**Exercices à faire:**
**1.** Répondez à ces questions sur le texte consacré à Collin de Plancy :
(a) En quelle année Collin de Plancy est-il né ?
(b) Quel nom porte le personnage principal de l'ouvrage cité ?
(c) Selon ce personnage, de quoi est fait le noyau situé au milieu du globe ?
**2.** Relevez chaque ligne des enregistrements contenant la chaîne « interactable », en tenant compte de la casse.

**Texte de lecture:**
****************

Collin de Plancy ? Cela ne vous dit-il rien ? Oui, bien sûr, c’est lui ! L’auteur bien connu du Dictionnaire infernal (1818-1863). Farouche anticlérical dans la première partie de sa vie, il publie des ouvrages audacieux voire hérétiques aux yeux du catholique convaincu qu’il devient ensuite et qu’il restera jusqu’à la fin de ses jours. Né en 1794, anticlérical jusqu’en 1837, il mène une vie dévote jusqu’à sa mort en 1881. On pourrait presque penser que Collin de Plancy a vécu trop longtemps pour être cohérent avec lui-même (c’est un simple avis personnel totalement subjectif).
La curiosité m’a poussé à faire quelques recherches sur cet ouvrage « fort peu lu » comme l’annonce Costes et Altairac dans la notice qui lui est consacrée. Ce serait trop long de vous résumer ce livre alors je vais me contenter de vous en citer quelques passages significatifs :
Le personnage principal, dénommé Clairancy s’exprime ainsi à ses compagnons d’aventure lors de leur arrivée dans cette terre intérieure : « Un savant physicien a prétendu, au commencement du dix-huitième siècle, que la Terre qui vient de nous perdre ne pouvait être compacte, puisqu’ayant trois mille lieues de diamètre, il y en aurait au moins deux mille neuf cent d’inutiles. En conséquence, il supposait dans l’intérieur du globe terrestre, un noyau métallique qui en réglait les mouvements. Ce système, que l’on rejeta alors comme un paradoxe, notre aventure en prouve la réalité. Voilà donc ce que je présume : la Terre, dont les hommes habitent la surface, qui a neuf mille lieues de circonférence n’a que cinquante ou cent lieues d’épaisseur dans1 toutes ses parties. Son intérieur est vide, et lui donne au centre la forme d’un globe ; au milieu de ce globe est un noyau ou une autre planète plus petite, et ce noyau est d’aimant ; nous en sommes convaincus par la nécessité où nous venons d’être réduits d’abandonner tout le fer que nous portions avec nous (…) ce qui nous embarrasse le plus, c’est de voir le ciel, quand nous avons de toutes parts la terre au dessus de nos têtes. Mais il se peut que le globe terrestre, opaque et sombre dans sa superficie, soit lumineux dans ses parties inférieures, ou plutôt l’air qui nous environne nous cache la véritable nuance de ce demi-globe qui est au dessus de nous. Quant à la lumière que nous recevons ici, je pense qu’elle nous est communiquée par ces mêmes vapeurs magnétiques, qui, traversant les deux pôles, s’élèvent à une hauteur infinie, réfléchissent les rayons du soleil, font les aurores boréales, et sont peut-être aussi l’axe de la Terre (…) c’est encore à ces vapeurs magnétiques qu’on doit attribuer la direction constante vers les pôles, de l’aiguille aimanté (…) »

****************

**Enregistrements:**
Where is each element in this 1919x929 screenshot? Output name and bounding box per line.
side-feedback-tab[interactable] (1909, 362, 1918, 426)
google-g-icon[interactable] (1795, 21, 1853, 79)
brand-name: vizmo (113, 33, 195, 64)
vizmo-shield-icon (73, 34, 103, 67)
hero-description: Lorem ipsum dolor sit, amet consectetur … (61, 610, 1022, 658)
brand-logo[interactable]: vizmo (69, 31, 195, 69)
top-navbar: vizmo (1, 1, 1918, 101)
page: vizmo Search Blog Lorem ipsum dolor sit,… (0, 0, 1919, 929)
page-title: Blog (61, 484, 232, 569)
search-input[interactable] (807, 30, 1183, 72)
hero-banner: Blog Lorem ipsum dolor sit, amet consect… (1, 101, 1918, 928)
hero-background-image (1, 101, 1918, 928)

****************

**Réponses:**
**1.**
(a) En 1794.
(b) Clairancy.
(c) D'aimant.

**2.**
side-feedback-tab[interactable] (1909, 362, 1918, 426)
google-g-icon[interactable] (1795, 21, 1853, 79)
brand-logo[interactable]: vizmo (69, 31, 195, 69)
search-input[interactable] (807, 30, 1183, 72)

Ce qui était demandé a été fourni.